→ **Record excerpts**
= Beginning of Section =

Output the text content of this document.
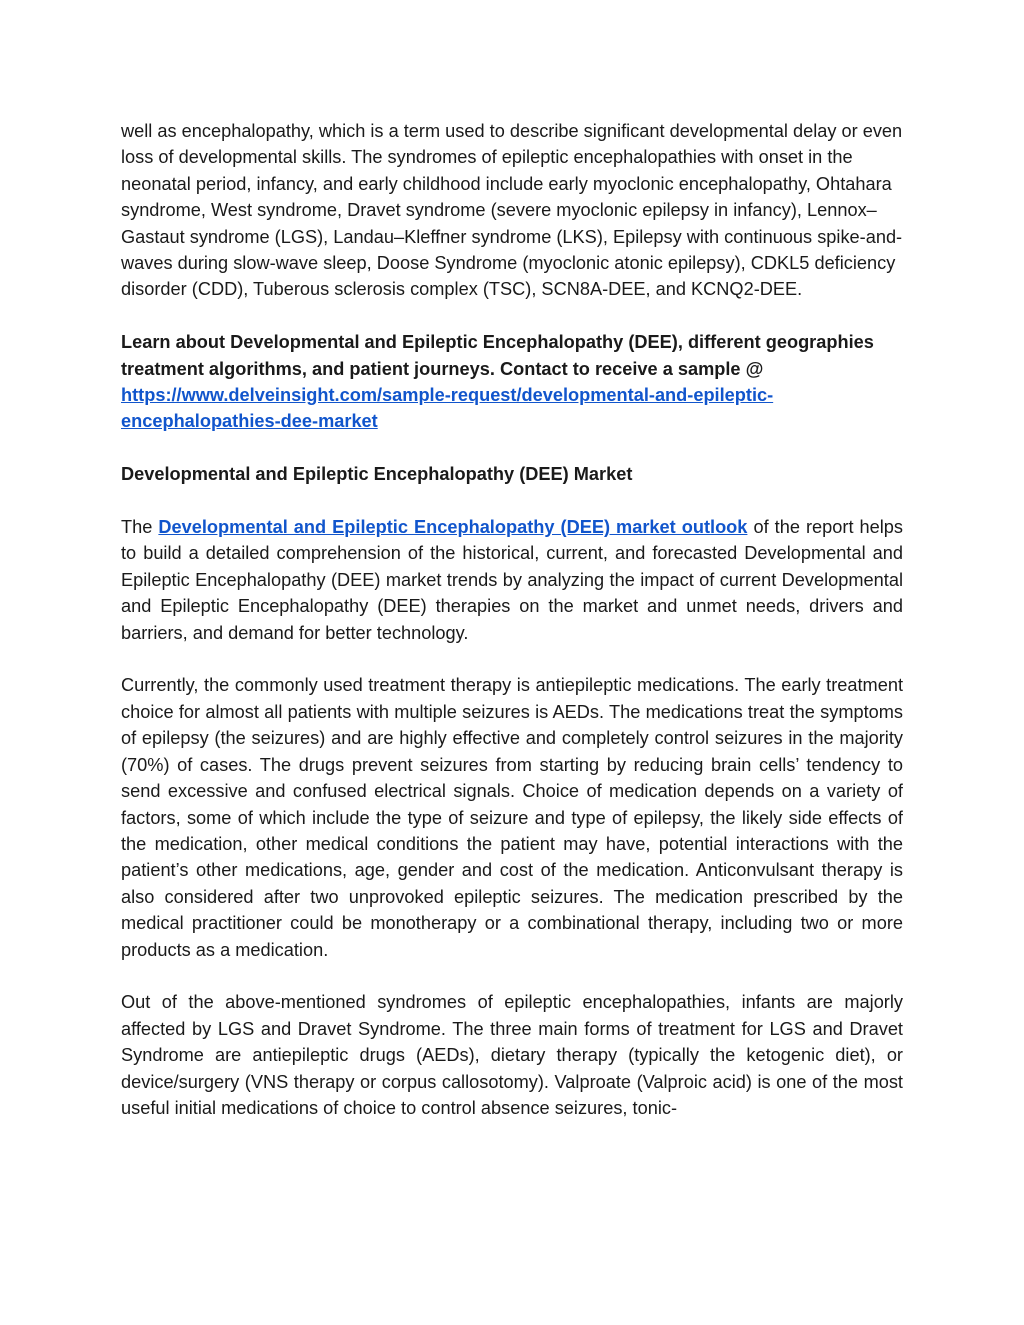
well as encephalopathy, which is a term used to describe significant developmental delay or even loss of developmental skills. The syndromes of epileptic encephalopathies with onset in the neonatal period, infancy, and early childhood include early myoclonic encephalopathy, Ohtahara syndrome, West syndrome, Dravet syndrome (severe myoclonic epilepsy in infancy), Lennox–Gastaut syndrome (LGS), Landau–Kleffner syndrome (LKS), Epilepsy with continuous spike-and-waves during slow-wave sleep, Doose Syndrome (myoclonic atonic epilepsy), CDKL5 deficiency disorder (CDD), Tuberous sclerosis complex (TSC), SCN8A-DEE, and KCNQ2-DEE.

Learn about Developmental and Epileptic Encephalopathy (DEE), different geographies treatment algorithms, and patient journeys. Contact to receive a sample @ https://www.delveinsight.com/sample-request/developmental-and-epileptic-encephalopathies-dee-market

Developmental and Epileptic Encephalopathy (DEE) Market

The Developmental and Epileptic Encephalopathy (DEE) market outlook of the report helps to build a detailed comprehension of the historical, current, and forecasted Developmental and Epileptic Encephalopathy (DEE) market trends by analyzing the impact of current Developmental and Epileptic Encephalopathy (DEE) therapies on the market and unmet needs, drivers and barriers, and demand for better technology.

Currently, the commonly used treatment therapy is antiepileptic medications. The early treatment choice for almost all patients with multiple seizures is AEDs. The medications treat the symptoms of epilepsy (the seizures) and are highly effective and completely control seizures in the majority (70%) of cases. The drugs prevent seizures from starting by reducing brain cells’ tendency to send excessive and confused electrical signals. Choice of medication depends on a variety of factors, some of which include the type of seizure and type of epilepsy, the likely side effects of the medication, other medical conditions the patient may have, potential interactions with the patient’s other medications, age, gender and cost of the medication. Anticonvulsant therapy is also considered after two unprovoked epileptic seizures. The medication prescribed by the medical practitioner could be monotherapy or a combinational therapy, including two or more products as a medication.

Out of the above-mentioned syndromes of epileptic encephalopathies, infants are majorly affected by LGS and Dravet Syndrome. The three main forms of treatment for LGS and Dravet Syndrome are antiepileptic drugs (AEDs), dietary therapy (typically the ketogenic diet), or device/surgery (VNS therapy or corpus callosotomy). Valproate (Valproic acid) is one of the most useful initial medications of choice to control absence seizures, tonic-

= End of Section =

→ **Task to carry out**
A faithful copy of all the records is required, with the pictures left out.

→ **Completed task**
Output the text content of this document.
well as encephalopathy, which is a term used to describe significant developmental delay or even loss of developmental skills. The syndromes of epileptic encephalopathies with onset in the neonatal period, infancy, and early childhood include early myoclonic encephalopathy, Ohtahara syndrome, West syndrome, Dravet syndrome (severe myoclonic epilepsy in infancy), Lennox–Gastaut syndrome (LGS), Landau–Kleffner syndrome (LKS), Epilepsy with continuous spike-and-waves during slow-wave sleep, Doose Syndrome (myoclonic atonic epilepsy), CDKL5 deficiency disorder (CDD), Tuberous sclerosis complex (TSC), SCN8A-DEE, and KCNQ2-DEE.

Learn about Developmental and Epileptic Encephalopathy (DEE), different geographies treatment algorithms, and patient journeys. Contact to receive a sample @ https://www.delveinsight.com/sample-request/developmental-and-epileptic-encephalopathies-dee-market

Developmental and Epileptic Encephalopathy (DEE) Market

The Developmental and Epileptic Encephalopathy (DEE) market outlook of the report helps to build a detailed comprehension of the historical, current, and forecasted Developmental and Epileptic Encephalopathy (DEE) market trends by analyzing the impact of current Developmental and Epileptic Encephalopathy (DEE) therapies on the market and unmet needs, drivers and barriers, and demand for better technology.

Currently, the commonly used treatment therapy is antiepileptic medications. The early treatment choice for almost all patients with multiple seizures is AEDs. The medications treat the symptoms of epilepsy (the seizures) and are highly effective and completely control seizures in the majority (70%) of cases. The drugs prevent seizures from starting by reducing brain cells’ tendency to send excessive and confused electrical signals. Choice of medication depends on a variety of factors, some of which include the type of seizure and type of epilepsy, the likely side effects of the medication, other medical conditions the patient may have, potential interactions with the patient’s other medications, age, gender and cost of the medication. Anticonvulsant therapy is also considered after two unprovoked epileptic seizures. The medication prescribed by the medical practitioner could be monotherapy or a combinational therapy, including two or more products as a medication.

Out of the above-mentioned syndromes of epileptic encephalopathies, infants are majorly affected by LGS and Dravet Syndrome. The three main forms of treatment for LGS and Dravet Syndrome are antiepileptic drugs (AEDs), dietary therapy (typically the ketogenic diet), or device/surgery (VNS therapy or corpus callosotomy). Valproate (Valproic acid) is one of the most useful initial medications of choice to control absence seizures, tonic-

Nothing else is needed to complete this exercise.